Exercise objective
Please write out the rows below again, substituting "toolbar-button" for every "toolbar-icon" and leaving everything else unchanged. Leave out the pictures.

Stored rows
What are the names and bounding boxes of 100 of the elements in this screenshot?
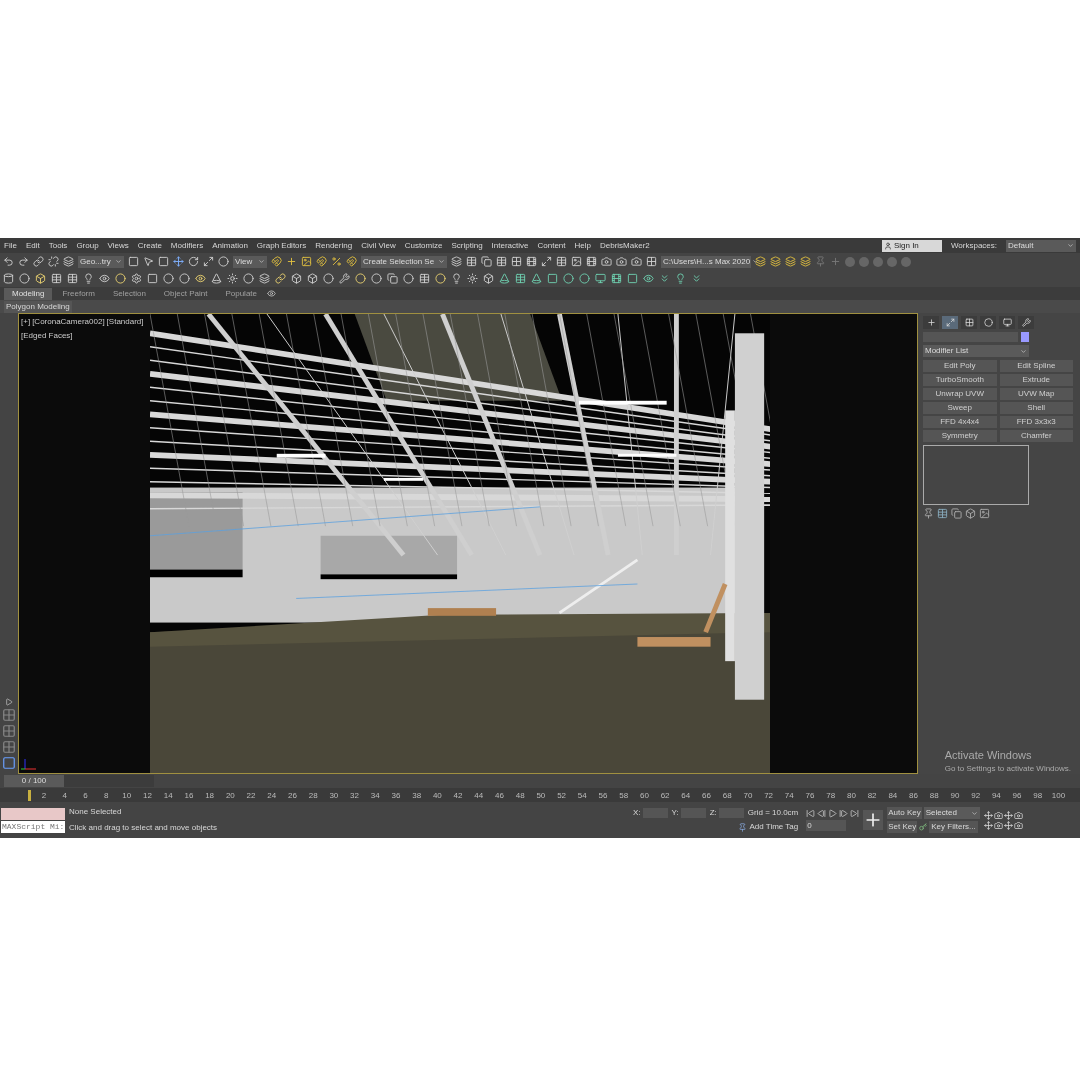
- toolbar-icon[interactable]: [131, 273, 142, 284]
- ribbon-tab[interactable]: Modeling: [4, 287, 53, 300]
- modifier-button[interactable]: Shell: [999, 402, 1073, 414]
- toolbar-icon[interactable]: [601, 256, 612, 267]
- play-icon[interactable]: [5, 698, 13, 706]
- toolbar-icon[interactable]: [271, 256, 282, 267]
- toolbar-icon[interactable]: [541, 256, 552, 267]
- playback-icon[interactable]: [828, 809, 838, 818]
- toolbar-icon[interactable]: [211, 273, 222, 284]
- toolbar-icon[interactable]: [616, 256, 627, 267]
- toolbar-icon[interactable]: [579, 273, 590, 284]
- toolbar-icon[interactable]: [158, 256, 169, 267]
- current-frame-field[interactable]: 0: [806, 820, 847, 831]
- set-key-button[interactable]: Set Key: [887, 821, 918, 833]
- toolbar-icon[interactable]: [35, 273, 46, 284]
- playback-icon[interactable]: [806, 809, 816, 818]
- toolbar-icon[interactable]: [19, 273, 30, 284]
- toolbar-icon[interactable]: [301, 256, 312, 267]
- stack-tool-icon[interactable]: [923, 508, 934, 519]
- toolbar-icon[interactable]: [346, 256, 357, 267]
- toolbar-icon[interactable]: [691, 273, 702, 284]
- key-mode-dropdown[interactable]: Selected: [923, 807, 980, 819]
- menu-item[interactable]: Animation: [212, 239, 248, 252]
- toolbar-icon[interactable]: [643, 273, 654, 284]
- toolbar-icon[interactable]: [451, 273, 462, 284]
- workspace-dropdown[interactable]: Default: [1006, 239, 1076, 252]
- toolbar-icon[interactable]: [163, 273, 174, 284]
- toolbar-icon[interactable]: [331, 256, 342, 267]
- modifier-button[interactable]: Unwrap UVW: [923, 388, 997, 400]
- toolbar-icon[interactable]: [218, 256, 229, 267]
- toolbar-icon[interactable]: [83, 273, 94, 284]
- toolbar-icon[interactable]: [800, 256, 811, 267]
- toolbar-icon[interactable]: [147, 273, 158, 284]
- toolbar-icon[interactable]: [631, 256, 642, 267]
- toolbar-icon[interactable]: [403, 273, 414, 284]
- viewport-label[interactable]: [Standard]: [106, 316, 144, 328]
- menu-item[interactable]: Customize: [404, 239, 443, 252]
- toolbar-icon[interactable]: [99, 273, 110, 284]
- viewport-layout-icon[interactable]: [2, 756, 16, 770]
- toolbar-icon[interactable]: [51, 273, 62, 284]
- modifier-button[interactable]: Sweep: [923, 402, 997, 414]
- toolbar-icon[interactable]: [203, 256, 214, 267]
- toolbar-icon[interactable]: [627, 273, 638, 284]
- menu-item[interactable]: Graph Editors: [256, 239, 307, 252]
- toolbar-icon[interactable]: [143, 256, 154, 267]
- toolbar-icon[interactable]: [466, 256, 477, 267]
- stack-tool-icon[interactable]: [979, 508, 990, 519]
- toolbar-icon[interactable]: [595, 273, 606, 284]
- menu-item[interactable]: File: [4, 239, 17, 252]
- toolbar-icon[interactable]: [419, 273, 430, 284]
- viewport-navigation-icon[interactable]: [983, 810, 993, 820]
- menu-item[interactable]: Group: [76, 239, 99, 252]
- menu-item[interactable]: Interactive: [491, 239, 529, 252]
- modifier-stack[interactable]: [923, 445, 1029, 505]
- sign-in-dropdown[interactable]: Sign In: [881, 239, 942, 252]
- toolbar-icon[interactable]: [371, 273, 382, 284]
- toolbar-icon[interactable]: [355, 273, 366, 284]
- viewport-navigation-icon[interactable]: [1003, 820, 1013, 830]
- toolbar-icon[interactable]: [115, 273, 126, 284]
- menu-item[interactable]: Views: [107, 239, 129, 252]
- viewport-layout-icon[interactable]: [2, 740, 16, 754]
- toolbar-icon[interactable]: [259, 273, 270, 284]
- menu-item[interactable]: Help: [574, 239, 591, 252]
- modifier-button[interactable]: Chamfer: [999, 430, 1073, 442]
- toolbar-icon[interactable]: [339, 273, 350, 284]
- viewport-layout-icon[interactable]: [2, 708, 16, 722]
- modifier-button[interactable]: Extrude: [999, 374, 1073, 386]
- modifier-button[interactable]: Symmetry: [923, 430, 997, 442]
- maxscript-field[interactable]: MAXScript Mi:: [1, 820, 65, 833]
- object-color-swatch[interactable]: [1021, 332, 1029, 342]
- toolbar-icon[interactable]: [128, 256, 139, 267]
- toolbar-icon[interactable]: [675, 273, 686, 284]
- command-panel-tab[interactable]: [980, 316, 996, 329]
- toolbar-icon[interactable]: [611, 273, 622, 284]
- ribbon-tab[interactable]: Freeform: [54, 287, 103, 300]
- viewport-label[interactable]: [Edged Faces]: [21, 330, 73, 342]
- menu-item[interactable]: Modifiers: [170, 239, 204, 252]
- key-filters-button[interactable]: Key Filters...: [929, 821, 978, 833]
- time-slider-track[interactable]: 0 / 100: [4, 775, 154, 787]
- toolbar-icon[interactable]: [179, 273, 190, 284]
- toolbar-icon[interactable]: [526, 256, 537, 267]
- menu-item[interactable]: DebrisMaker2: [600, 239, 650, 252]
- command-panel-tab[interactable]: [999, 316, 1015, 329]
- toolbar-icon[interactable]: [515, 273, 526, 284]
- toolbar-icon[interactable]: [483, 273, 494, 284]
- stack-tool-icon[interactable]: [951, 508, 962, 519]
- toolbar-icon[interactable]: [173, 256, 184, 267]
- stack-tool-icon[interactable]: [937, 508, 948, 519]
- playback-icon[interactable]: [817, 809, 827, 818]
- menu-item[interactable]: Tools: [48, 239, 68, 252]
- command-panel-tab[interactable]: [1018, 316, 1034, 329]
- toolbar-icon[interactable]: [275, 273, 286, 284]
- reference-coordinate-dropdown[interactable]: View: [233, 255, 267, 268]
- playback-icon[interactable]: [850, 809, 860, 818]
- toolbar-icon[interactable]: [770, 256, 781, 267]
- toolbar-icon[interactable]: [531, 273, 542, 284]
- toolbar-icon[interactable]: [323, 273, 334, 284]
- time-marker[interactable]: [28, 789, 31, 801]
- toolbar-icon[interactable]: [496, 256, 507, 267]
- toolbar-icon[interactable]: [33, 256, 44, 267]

Solution for this exercise
What are the names and bounding boxes of 100 of the elements in this screenshot?
- toolbar-button[interactable]: [131, 273, 142, 284]
- ribbon-tab[interactable]: Modeling: [4, 287, 53, 300]
- modifier-button[interactable]: Shell: [999, 402, 1073, 414]
- toolbar-button[interactable]: [601, 256, 612, 267]
- play-icon[interactable]: [5, 698, 13, 706]
- toolbar-button[interactable]: [271, 256, 282, 267]
- toolbar-button[interactable]: [541, 256, 552, 267]
- playback-icon[interactable]: [828, 809, 838, 818]
- toolbar-button[interactable]: [211, 273, 222, 284]
- toolbar-button[interactable]: [616, 256, 627, 267]
- toolbar-button[interactable]: [579, 273, 590, 284]
- toolbar-button[interactable]: [158, 256, 169, 267]
- current-frame-field[interactable]: 0: [806, 820, 847, 831]
- set-key-button[interactable]: Set Key: [887, 821, 918, 833]
- toolbar-button[interactable]: [35, 273, 46, 284]
- playback-icon[interactable]: [806, 809, 816, 818]
- toolbar-button[interactable]: [19, 273, 30, 284]
- toolbar-button[interactable]: [301, 256, 312, 267]
- stack-tool-icon[interactable]: [923, 508, 934, 519]
- toolbar-button[interactable]: [346, 256, 357, 267]
- toolbar-button[interactable]: [691, 273, 702, 284]
- key-mode-dropdown[interactable]: Selected: [923, 807, 980, 819]
- menu-item[interactable]: Animation: [212, 239, 248, 252]
- toolbar-button[interactable]: [643, 273, 654, 284]
- toolbar-button[interactable]: [451, 273, 462, 284]
- workspace-dropdown[interactable]: Default: [1006, 239, 1076, 252]
- toolbar-button[interactable]: [163, 273, 174, 284]
- toolbar-button[interactable]: [331, 256, 342, 267]
- modifier-button[interactable]: Unwrap UVW: [923, 388, 997, 400]
- toolbar-button[interactable]: [218, 256, 229, 267]
- toolbar-button[interactable]: [83, 273, 94, 284]
- toolbar-button[interactable]: [800, 256, 811, 267]
- toolbar-button[interactable]: [147, 273, 158, 284]
- toolbar-button[interactable]: [631, 256, 642, 267]
- toolbar-button[interactable]: [403, 273, 414, 284]
- viewport-label[interactable]: [Standard]: [106, 316, 144, 328]
- menu-item[interactable]: Customize: [404, 239, 443, 252]
- toolbar-button[interactable]: [99, 273, 110, 284]
- viewport-layout-icon[interactable]: [2, 756, 16, 770]
- toolbar-button[interactable]: [51, 273, 62, 284]
- modifier-button[interactable]: Sweep: [923, 402, 997, 414]
- toolbar-button[interactable]: [203, 256, 214, 267]
- toolbar-button[interactable]: [627, 273, 638, 284]
- menu-item[interactable]: Graph Editors: [256, 239, 307, 252]
- toolbar-button[interactable]: [143, 256, 154, 267]
- toolbar-button[interactable]: [466, 256, 477, 267]
- stack-tool-icon[interactable]: [979, 508, 990, 519]
- toolbar-button[interactable]: [595, 273, 606, 284]
- menu-item[interactable]: File: [4, 239, 17, 252]
- toolbar-button[interactable]: [419, 273, 430, 284]
- viewport-navigation-icon[interactable]: [983, 810, 993, 820]
- menu-item[interactable]: Group: [76, 239, 99, 252]
- menu-item[interactable]: Interactive: [491, 239, 529, 252]
- modifier-stack[interactable]: [923, 445, 1029, 505]
- sign-in-dropdown[interactable]: Sign In: [881, 239, 942, 252]
- toolbar-button[interactable]: [371, 273, 382, 284]
- toolbar-button[interactable]: [355, 273, 366, 284]
- viewport-navigation-icon[interactable]: [1003, 820, 1013, 830]
- toolbar-button[interactable]: [115, 273, 126, 284]
- menu-item[interactable]: Views: [107, 239, 129, 252]
- viewport-layout-icon[interactable]: [2, 740, 16, 754]
- toolbar-button[interactable]: [259, 273, 270, 284]
- menu-item[interactable]: Help: [574, 239, 591, 252]
- modifier-button[interactable]: Chamfer: [999, 430, 1073, 442]
- toolbar-button[interactable]: [339, 273, 350, 284]
- viewport-layout-icon[interactable]: [2, 708, 16, 722]
- modifier-button[interactable]: Extrude: [999, 374, 1073, 386]
- modifier-button[interactable]: Symmetry: [923, 430, 997, 442]
- maxscript-field[interactable]: MAXScript Mi:: [1, 820, 65, 833]
- object-color-swatch[interactable]: [1021, 332, 1029, 342]
- toolbar-button[interactable]: [128, 256, 139, 267]
- toolbar-button[interactable]: [675, 273, 686, 284]
- command-panel-tab[interactable]: [980, 316, 996, 329]
- toolbar-button[interactable]: [611, 273, 622, 284]
- ribbon-tab[interactable]: Freeform: [54, 287, 103, 300]
- viewport-label[interactable]: [Edged Faces]: [21, 330, 73, 342]
- menu-item[interactable]: Modifiers: [170, 239, 204, 252]
- key-filters-button[interactable]: Key Filters...: [929, 821, 978, 833]
- time-slider-track[interactable]: 0 / 100: [4, 775, 154, 787]
- toolbar-button[interactable]: [179, 273, 190, 284]
- toolbar-button[interactable]: [526, 256, 537, 267]
- menu-item[interactable]: DebrisMaker2: [600, 239, 650, 252]
- command-panel-tab[interactable]: [999, 316, 1015, 329]
- toolbar-button[interactable]: [515, 273, 526, 284]
- toolbar-button[interactable]: [483, 273, 494, 284]
- stack-tool-icon[interactable]: [951, 508, 962, 519]
- toolbar-button[interactable]: [173, 256, 184, 267]
- stack-tool-icon[interactable]: [937, 508, 948, 519]
- playback-icon[interactable]: [817, 809, 827, 818]
- menu-item[interactable]: Tools: [48, 239, 68, 252]
- command-panel-tab[interactable]: [1018, 316, 1034, 329]
- toolbar-button[interactable]: [275, 273, 286, 284]
- reference-coordinate-dropdown[interactable]: View: [233, 255, 267, 268]
- playback-icon[interactable]: [850, 809, 860, 818]
- toolbar-button[interactable]: [770, 256, 781, 267]
- toolbar-button[interactable]: [531, 273, 542, 284]
- toolbar-button[interactable]: [323, 273, 334, 284]
- time-marker[interactable]: [28, 789, 31, 801]
- toolbar-button[interactable]: [496, 256, 507, 267]
- toolbar-button[interactable]: [33, 256, 44, 267]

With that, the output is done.